**To be done:**
Every record below is to be retyped exactly.

Part of a data file:

· · · · · · ·

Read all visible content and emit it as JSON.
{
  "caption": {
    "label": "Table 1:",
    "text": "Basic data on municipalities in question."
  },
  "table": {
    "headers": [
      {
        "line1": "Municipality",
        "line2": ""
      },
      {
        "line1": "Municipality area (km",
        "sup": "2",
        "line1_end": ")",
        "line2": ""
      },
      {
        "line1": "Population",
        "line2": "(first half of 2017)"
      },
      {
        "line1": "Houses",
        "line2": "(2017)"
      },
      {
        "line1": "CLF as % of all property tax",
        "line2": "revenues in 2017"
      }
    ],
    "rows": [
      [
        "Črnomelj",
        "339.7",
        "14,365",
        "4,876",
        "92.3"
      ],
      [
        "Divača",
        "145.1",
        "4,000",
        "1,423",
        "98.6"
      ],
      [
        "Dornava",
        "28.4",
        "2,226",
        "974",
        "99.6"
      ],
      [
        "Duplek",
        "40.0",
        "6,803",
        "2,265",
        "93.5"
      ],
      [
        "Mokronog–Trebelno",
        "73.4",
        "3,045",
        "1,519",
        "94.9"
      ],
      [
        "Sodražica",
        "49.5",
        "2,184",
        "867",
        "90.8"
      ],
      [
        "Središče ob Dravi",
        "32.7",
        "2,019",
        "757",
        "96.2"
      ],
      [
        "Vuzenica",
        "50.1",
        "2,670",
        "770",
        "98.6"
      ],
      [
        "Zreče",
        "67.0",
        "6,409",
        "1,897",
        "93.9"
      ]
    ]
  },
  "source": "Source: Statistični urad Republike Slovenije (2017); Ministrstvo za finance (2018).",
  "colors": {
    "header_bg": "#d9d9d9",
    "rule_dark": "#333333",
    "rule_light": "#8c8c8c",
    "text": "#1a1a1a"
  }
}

· · · · · · ·

**Exercise answer:**
Read all visible content and emit it as JSON.
{
  "caption": {
    "label": "Table 1:",
    "text": "Basic data on municipalities in question."
  },
  "table": {
    "headers": [
      {
        "line1": "Municipality",
        "line2": ""
      },
      {
        "line1": "Municipality area (km",
        "sup": "2",
        "line1_end": ")",
        "line2": ""
      },
      {
        "line1": "Population",
        "line2": "(first half of 2017)"
      },
      {
        "line1": "Houses",
        "line2": "(2017)"
      },
      {
        "line1": "CLF as % of all property tax",
        "line2": "revenues in 2017"
      }
    ],
    "rows": [
      [
        "Črnomelj",
        "339.7",
        "14,365",
        "4,876",
        "92.3"
      ],
      [
        "Divača",
        "145.1",
        "4,000",
        "1,423",
        "98.6"
      ],
      [
        "Dornava",
        "28.4",
        "2,226",
        "974",
        "99.6"
      ],
      [
        "Duplek",
        "40.0",
        "6,803",
        "2,265",
        "93.5"
      ],
      [
        "Mokronog–Trebelno",
        "73.4",
        "3,045",
        "1,519",
        "94.9"
      ],
      [
        "Sodražica",
        "49.5",
        "2,184",
        "867",
        "90.8"
      ],
      [
        "Središče ob Dravi",
        "32.7",
        "2,019",
        "757",
        "96.2"
      ],
      [
        "Vuzenica",
        "50.1",
        "2,670",
        "770",
        "98.6"
      ],
      [
        "Zreče",
        "67.0",
        "6,409",
        "1,897",
        "93.9"
      ]
    ]
  },
  "source": "Source: Statistični urad Republike Slovenije (2017); Ministrstvo za finance (2018).",
  "colors": {
    "header_bg": "#d9d9d9",
    "rule_dark": "#333333",
    "rule_light": "#8c8c8c",
    "text": "#1a1a1a"
  }
}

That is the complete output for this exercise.